» **WRITTEN TASK**
Copy each line of the records that holds the string "icon".

___ EXTRACTED INFORMATION

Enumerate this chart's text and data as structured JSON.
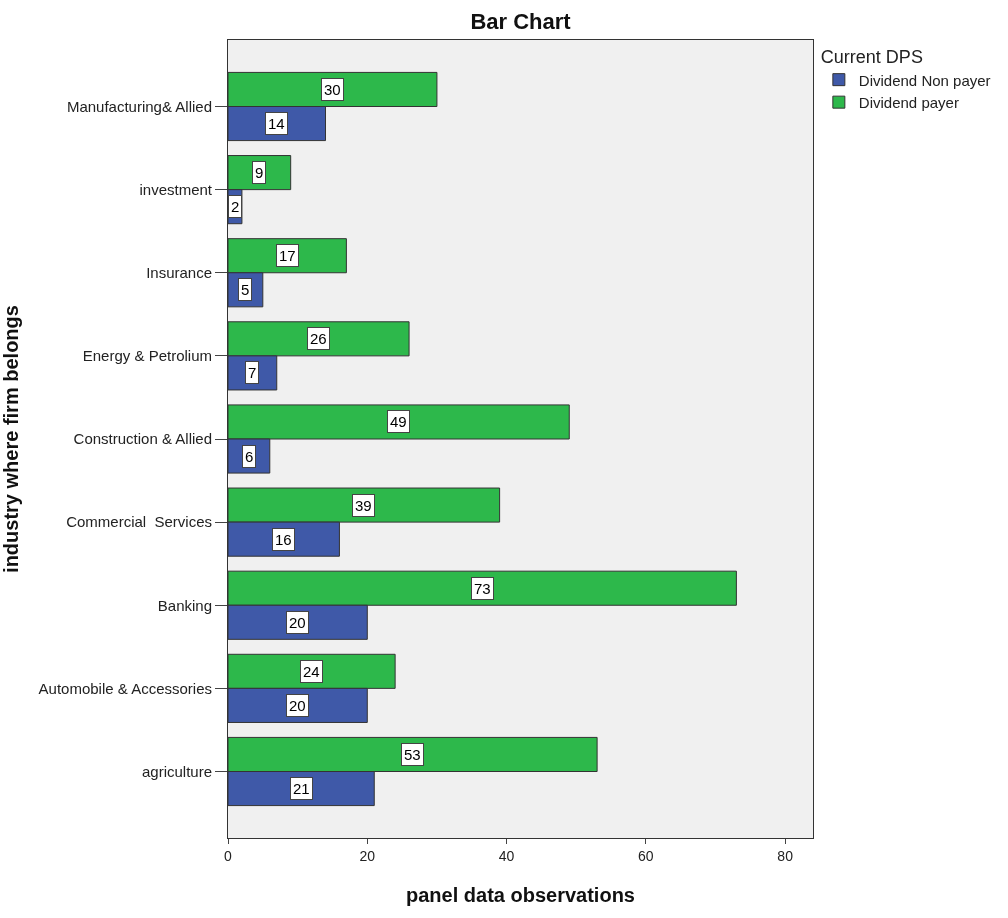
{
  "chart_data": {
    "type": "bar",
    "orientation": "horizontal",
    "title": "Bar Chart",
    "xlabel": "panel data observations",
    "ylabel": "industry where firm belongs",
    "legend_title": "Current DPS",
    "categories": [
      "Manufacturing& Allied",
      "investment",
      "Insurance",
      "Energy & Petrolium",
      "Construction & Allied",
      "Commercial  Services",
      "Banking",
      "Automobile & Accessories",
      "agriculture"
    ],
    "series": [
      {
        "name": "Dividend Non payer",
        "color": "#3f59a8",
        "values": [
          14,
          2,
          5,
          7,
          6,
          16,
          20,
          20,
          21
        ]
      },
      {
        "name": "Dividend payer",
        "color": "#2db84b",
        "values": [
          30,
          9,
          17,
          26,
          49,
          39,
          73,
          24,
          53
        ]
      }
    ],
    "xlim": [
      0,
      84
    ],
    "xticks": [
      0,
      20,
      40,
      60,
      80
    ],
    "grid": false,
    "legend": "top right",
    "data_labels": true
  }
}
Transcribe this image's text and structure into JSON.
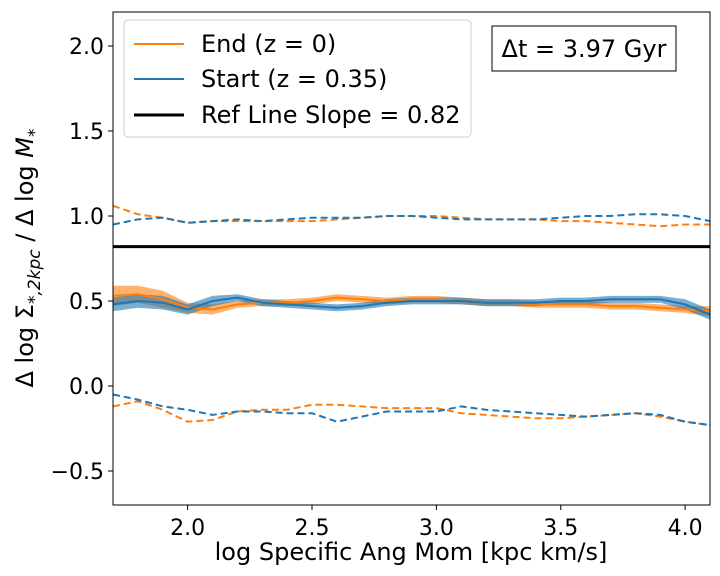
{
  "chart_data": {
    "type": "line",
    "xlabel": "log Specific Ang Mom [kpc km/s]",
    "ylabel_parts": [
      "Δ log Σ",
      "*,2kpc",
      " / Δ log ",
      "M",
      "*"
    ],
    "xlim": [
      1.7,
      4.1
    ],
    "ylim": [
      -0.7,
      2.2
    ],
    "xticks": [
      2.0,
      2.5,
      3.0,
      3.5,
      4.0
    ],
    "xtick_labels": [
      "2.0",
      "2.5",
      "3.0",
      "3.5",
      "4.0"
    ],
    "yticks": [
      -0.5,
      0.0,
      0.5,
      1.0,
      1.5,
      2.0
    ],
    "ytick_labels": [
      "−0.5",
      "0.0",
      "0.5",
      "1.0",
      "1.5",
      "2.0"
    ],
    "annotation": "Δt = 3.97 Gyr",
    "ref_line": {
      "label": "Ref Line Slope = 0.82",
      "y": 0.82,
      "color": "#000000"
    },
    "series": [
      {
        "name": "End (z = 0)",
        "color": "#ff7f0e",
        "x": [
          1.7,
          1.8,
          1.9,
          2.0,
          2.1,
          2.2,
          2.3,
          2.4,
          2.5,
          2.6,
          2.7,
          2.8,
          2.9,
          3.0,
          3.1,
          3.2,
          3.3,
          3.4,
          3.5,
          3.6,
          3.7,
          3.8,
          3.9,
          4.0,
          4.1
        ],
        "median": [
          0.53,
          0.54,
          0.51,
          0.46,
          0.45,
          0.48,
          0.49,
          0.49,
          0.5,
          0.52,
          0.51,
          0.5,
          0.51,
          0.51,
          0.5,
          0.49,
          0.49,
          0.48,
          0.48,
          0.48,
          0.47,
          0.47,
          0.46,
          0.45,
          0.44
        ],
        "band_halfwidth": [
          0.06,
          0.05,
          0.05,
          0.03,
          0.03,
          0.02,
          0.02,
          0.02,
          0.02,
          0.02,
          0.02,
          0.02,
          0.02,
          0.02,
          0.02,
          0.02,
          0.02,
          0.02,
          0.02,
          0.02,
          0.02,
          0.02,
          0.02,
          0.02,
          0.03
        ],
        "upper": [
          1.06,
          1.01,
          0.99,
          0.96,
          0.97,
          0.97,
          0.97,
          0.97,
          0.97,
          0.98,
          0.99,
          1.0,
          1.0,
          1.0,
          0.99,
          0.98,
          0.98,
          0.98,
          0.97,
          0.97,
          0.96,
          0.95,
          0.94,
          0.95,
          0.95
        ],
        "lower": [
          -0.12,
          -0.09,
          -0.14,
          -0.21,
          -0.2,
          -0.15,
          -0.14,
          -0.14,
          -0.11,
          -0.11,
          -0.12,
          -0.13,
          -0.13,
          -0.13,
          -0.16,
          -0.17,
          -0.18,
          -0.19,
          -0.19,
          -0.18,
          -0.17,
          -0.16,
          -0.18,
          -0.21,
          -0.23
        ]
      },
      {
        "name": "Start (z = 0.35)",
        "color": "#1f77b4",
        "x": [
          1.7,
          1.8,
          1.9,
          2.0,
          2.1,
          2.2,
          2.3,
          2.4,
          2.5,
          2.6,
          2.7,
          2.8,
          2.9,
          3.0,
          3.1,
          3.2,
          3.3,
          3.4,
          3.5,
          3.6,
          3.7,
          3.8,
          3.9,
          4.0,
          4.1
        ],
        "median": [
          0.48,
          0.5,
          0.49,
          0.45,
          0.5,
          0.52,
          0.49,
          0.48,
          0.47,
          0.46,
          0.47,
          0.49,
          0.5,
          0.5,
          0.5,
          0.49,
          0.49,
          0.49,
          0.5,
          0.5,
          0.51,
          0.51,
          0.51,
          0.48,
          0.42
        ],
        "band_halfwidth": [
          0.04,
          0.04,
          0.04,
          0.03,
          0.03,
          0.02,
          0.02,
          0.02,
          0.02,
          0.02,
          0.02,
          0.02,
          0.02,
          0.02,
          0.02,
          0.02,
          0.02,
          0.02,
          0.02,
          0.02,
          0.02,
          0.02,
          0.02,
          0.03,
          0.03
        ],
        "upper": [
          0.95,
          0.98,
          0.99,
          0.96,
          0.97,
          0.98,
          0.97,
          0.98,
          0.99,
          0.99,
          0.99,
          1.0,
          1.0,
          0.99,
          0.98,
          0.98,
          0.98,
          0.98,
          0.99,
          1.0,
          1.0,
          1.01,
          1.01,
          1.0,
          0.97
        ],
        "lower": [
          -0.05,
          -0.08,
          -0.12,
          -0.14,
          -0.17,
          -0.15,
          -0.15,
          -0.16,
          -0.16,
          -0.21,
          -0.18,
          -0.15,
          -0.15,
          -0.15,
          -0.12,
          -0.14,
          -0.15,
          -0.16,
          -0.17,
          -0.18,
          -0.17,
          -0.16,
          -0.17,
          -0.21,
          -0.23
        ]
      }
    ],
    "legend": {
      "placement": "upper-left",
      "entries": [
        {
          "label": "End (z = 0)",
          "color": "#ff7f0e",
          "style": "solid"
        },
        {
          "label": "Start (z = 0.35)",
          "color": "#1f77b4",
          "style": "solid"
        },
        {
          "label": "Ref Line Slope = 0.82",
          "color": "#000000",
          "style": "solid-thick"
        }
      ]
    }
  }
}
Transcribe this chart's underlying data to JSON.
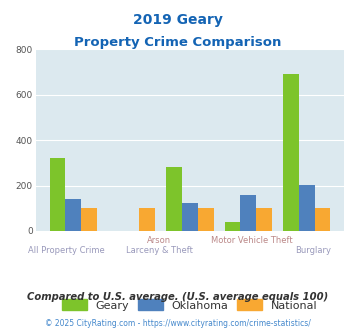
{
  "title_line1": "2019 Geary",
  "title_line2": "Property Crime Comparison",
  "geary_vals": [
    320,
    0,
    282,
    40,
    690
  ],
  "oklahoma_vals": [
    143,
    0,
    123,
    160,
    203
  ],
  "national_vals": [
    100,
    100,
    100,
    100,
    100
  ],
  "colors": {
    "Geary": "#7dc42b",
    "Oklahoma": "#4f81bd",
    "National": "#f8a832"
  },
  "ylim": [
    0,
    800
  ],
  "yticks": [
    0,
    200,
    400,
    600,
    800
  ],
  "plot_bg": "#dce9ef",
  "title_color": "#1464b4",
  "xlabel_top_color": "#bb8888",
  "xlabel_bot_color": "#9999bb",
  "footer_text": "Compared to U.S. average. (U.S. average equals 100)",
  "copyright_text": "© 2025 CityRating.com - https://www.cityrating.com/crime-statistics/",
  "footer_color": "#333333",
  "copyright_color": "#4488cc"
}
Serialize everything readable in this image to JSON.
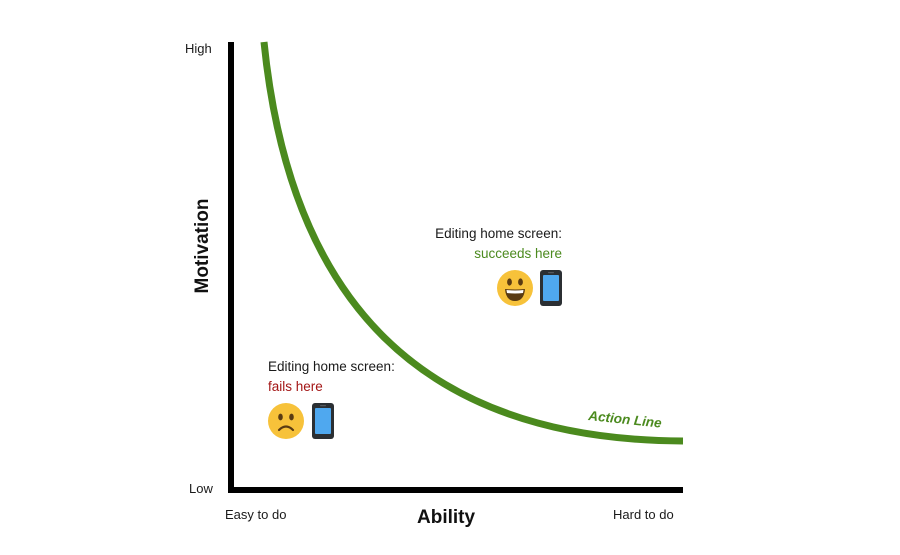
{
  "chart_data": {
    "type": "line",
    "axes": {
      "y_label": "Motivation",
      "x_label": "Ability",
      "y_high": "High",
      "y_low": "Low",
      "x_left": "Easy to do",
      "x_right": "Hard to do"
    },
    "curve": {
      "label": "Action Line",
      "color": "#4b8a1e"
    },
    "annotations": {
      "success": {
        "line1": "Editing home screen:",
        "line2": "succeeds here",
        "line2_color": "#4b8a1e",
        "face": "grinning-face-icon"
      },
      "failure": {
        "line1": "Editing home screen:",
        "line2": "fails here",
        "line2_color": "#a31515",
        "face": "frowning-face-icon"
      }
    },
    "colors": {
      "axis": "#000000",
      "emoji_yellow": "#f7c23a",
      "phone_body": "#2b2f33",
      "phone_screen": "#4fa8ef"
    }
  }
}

______

» **RESPONSE**
        "face": "grinning-face-icon"
        "face": "frowning-face-icon"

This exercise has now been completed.